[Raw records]
++++++++

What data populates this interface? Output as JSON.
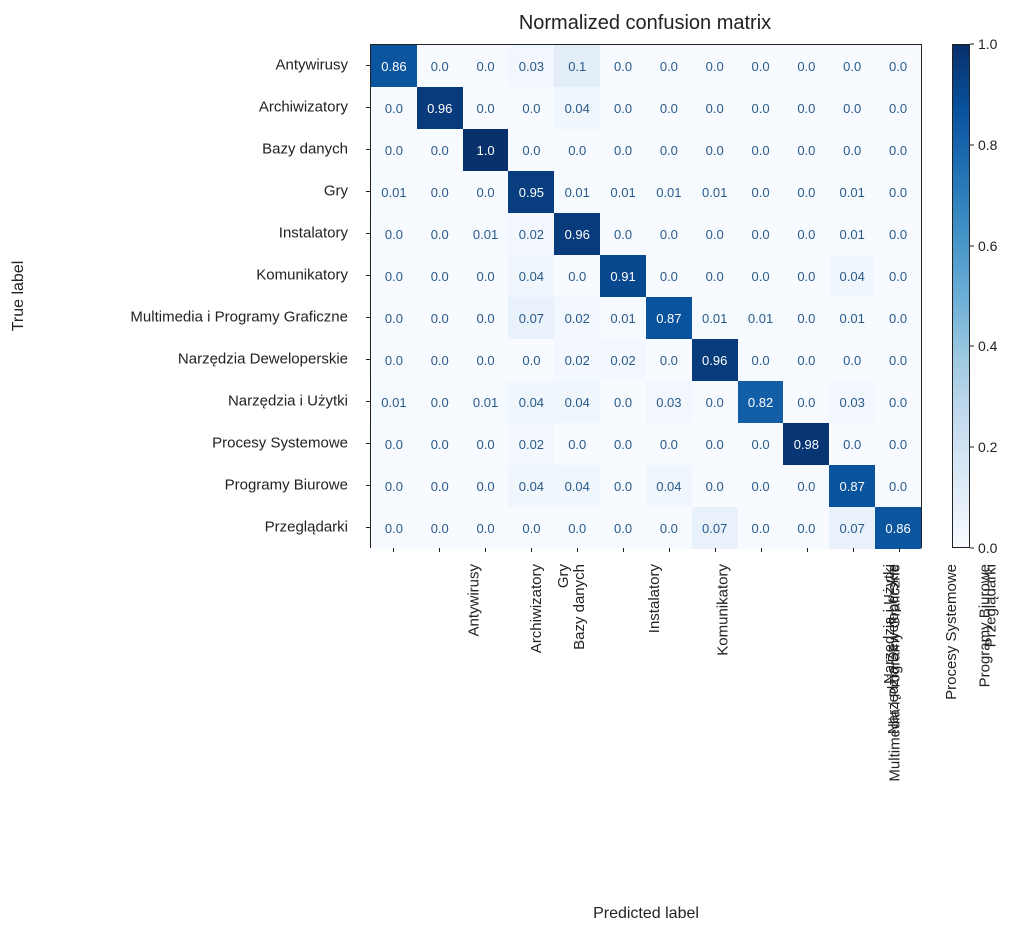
{
  "chart_data": {
    "type": "heatmap",
    "title": "Normalized confusion matrix",
    "xlabel": "Predicted label",
    "ylabel": "True label",
    "categories": [
      "Antywirusy",
      "Archiwizatory",
      "Bazy danych",
      "Gry",
      "Instalatory",
      "Komunikatory",
      "Multimedia i Programy Graficzne",
      "Narzędzia Deweloperskie",
      "Narzędzia i Użytki",
      "Procesy Systemowe",
      "Programy Biurowe",
      "Przeglądarki"
    ],
    "matrix": [
      [
        0.86,
        0.0,
        0.0,
        0.03,
        0.1,
        0.0,
        0.0,
        0.0,
        0.0,
        0.0,
        0.0,
        0.0
      ],
      [
        0.0,
        0.96,
        0.0,
        0.0,
        0.04,
        0.0,
        0.0,
        0.0,
        0.0,
        0.0,
        0.0,
        0.0
      ],
      [
        0.0,
        0.0,
        1.0,
        0.0,
        0.0,
        0.0,
        0.0,
        0.0,
        0.0,
        0.0,
        0.0,
        0.0
      ],
      [
        0.01,
        0.0,
        0.0,
        0.95,
        0.01,
        0.01,
        0.01,
        0.01,
        0.0,
        0.0,
        0.01,
        0.0
      ],
      [
        0.0,
        0.0,
        0.01,
        0.02,
        0.96,
        0.0,
        0.0,
        0.0,
        0.0,
        0.0,
        0.01,
        0.0
      ],
      [
        0.0,
        0.0,
        0.0,
        0.04,
        0.0,
        0.91,
        0.0,
        0.0,
        0.0,
        0.0,
        0.04,
        0.0
      ],
      [
        0.0,
        0.0,
        0.0,
        0.07,
        0.02,
        0.01,
        0.87,
        0.01,
        0.01,
        0.0,
        0.01,
        0.0
      ],
      [
        0.0,
        0.0,
        0.0,
        0.0,
        0.02,
        0.02,
        0.0,
        0.96,
        0.0,
        0.0,
        0.0,
        0.0
      ],
      [
        0.01,
        0.0,
        0.01,
        0.04,
        0.04,
        0.0,
        0.03,
        0.0,
        0.82,
        0.0,
        0.03,
        0.0
      ],
      [
        0.0,
        0.0,
        0.0,
        0.02,
        0.0,
        0.0,
        0.0,
        0.0,
        0.0,
        0.98,
        0.0,
        0.0
      ],
      [
        0.0,
        0.0,
        0.0,
        0.04,
        0.04,
        0.0,
        0.04,
        0.0,
        0.0,
        0.0,
        0.87,
        0.0
      ],
      [
        0.0,
        0.0,
        0.0,
        0.0,
        0.0,
        0.0,
        0.0,
        0.07,
        0.0,
        0.0,
        0.07,
        0.86
      ]
    ],
    "colorbar_ticks": [
      0.0,
      0.2,
      0.4,
      0.6,
      0.8,
      1.0
    ],
    "value_range": [
      0.0,
      1.0
    ]
  }
}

++++++++

WORK TO COMPLETE
Write the records above out again exactly, with no pictures in your copy.

EXERCISE ANSWER
What data populates this interface? Output as JSON.
{
  "chart_data": {
    "type": "heatmap",
    "title": "Normalized confusion matrix",
    "xlabel": "Predicted label",
    "ylabel": "True label",
    "categories": [
      "Antywirusy",
      "Archiwizatory",
      "Bazy danych",
      "Gry",
      "Instalatory",
      "Komunikatory",
      "Multimedia i Programy Graficzne",
      "Narzędzia Deweloperskie",
      "Narzędzia i Użytki",
      "Procesy Systemowe",
      "Programy Biurowe",
      "Przeglądarki"
    ],
    "matrix": [
      [
        0.86,
        0.0,
        0.0,
        0.03,
        0.1,
        0.0,
        0.0,
        0.0,
        0.0,
        0.0,
        0.0,
        0.0
      ],
      [
        0.0,
        0.96,
        0.0,
        0.0,
        0.04,
        0.0,
        0.0,
        0.0,
        0.0,
        0.0,
        0.0,
        0.0
      ],
      [
        0.0,
        0.0,
        1.0,
        0.0,
        0.0,
        0.0,
        0.0,
        0.0,
        0.0,
        0.0,
        0.0,
        0.0
      ],
      [
        0.01,
        0.0,
        0.0,
        0.95,
        0.01,
        0.01,
        0.01,
        0.01,
        0.0,
        0.0,
        0.01,
        0.0
      ],
      [
        0.0,
        0.0,
        0.01,
        0.02,
        0.96,
        0.0,
        0.0,
        0.0,
        0.0,
        0.0,
        0.01,
        0.0
      ],
      [
        0.0,
        0.0,
        0.0,
        0.04,
        0.0,
        0.91,
        0.0,
        0.0,
        0.0,
        0.0,
        0.04,
        0.0
      ],
      [
        0.0,
        0.0,
        0.0,
        0.07,
        0.02,
        0.01,
        0.87,
        0.01,
        0.01,
        0.0,
        0.01,
        0.0
      ],
      [
        0.0,
        0.0,
        0.0,
        0.0,
        0.02,
        0.02,
        0.0,
        0.96,
        0.0,
        0.0,
        0.0,
        0.0
      ],
      [
        0.01,
        0.0,
        0.01,
        0.04,
        0.04,
        0.0,
        0.03,
        0.0,
        0.82,
        0.0,
        0.03,
        0.0
      ],
      [
        0.0,
        0.0,
        0.0,
        0.02,
        0.0,
        0.0,
        0.0,
        0.0,
        0.0,
        0.98,
        0.0,
        0.0
      ],
      [
        0.0,
        0.0,
        0.0,
        0.04,
        0.04,
        0.0,
        0.04,
        0.0,
        0.0,
        0.0,
        0.87,
        0.0
      ],
      [
        0.0,
        0.0,
        0.0,
        0.0,
        0.0,
        0.0,
        0.0,
        0.07,
        0.0,
        0.0,
        0.07,
        0.86
      ]
    ],
    "colorbar_ticks": [
      0.0,
      0.2,
      0.4,
      0.6,
      0.8,
      1.0
    ],
    "value_range": [
      0.0,
      1.0
    ]
  }
}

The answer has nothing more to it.